:: Instructions to follow ::
Go through the data below. List every line that holds the word "markers".

--- Data for this exercise ---

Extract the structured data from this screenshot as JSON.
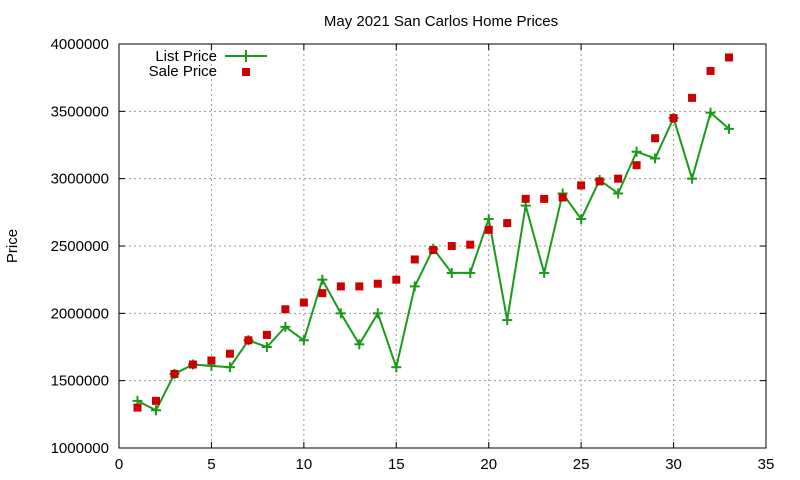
{
  "chart_data": {
    "type": "line",
    "title": "May 2021 San Carlos Home Prices",
    "xlabel": "",
    "ylabel": "Price",
    "xlim": [
      0,
      35
    ],
    "ylim": [
      1000000,
      4000000
    ],
    "x_ticks": [
      "0",
      "5",
      "10",
      "15",
      "20",
      "25",
      "30",
      "35"
    ],
    "y_ticks": [
      "1000000",
      "1500000",
      "2000000",
      "2500000",
      "3000000",
      "3500000",
      "4000000"
    ],
    "grid": true,
    "legend_position": "top-left",
    "series": [
      {
        "name": "List Price",
        "style": "line-with-plus-markers",
        "color": "#1a9a1a",
        "x": [
          1,
          2,
          3,
          4,
          5,
          6,
          7,
          8,
          9,
          10,
          11,
          12,
          13,
          14,
          15,
          16,
          17,
          18,
          19,
          20,
          21,
          22,
          23,
          24,
          25,
          26,
          27,
          28,
          29,
          30,
          31,
          32,
          33
        ],
        "values": [
          1350000,
          1280000,
          1550000,
          1620000,
          1610000,
          1600000,
          1800000,
          1750000,
          1900000,
          1800000,
          2250000,
          2000000,
          1770000,
          2000000,
          1600000,
          2200000,
          2480000,
          2300000,
          2300000,
          2700000,
          1950000,
          2800000,
          2300000,
          2890000,
          2700000,
          2990000,
          2890000,
          3200000,
          3150000,
          3450000,
          3000000,
          3490000,
          3370000
        ]
      },
      {
        "name": "Sale Price",
        "style": "square-markers",
        "color": "#cc0000",
        "x": [
          1,
          2,
          3,
          4,
          5,
          6,
          7,
          8,
          9,
          10,
          11,
          12,
          13,
          14,
          15,
          16,
          17,
          18,
          19,
          20,
          21,
          22,
          23,
          24,
          25,
          26,
          27,
          28,
          29,
          30,
          31,
          32,
          33
        ],
        "values": [
          1300000,
          1350000,
          1550000,
          1620000,
          1650000,
          1700000,
          1800000,
          1840000,
          2030000,
          2080000,
          2150000,
          2200000,
          2200000,
          2220000,
          2250000,
          2400000,
          2470000,
          2500000,
          2510000,
          2620000,
          2670000,
          2850000,
          2850000,
          2860000,
          2950000,
          2980000,
          3000000,
          3100000,
          3300000,
          3450000,
          3600000,
          3800000,
          3900000
        ]
      }
    ]
  }
}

---

:: Response ::
        "style": "line-with-plus-markers",
        "style": "square-markers",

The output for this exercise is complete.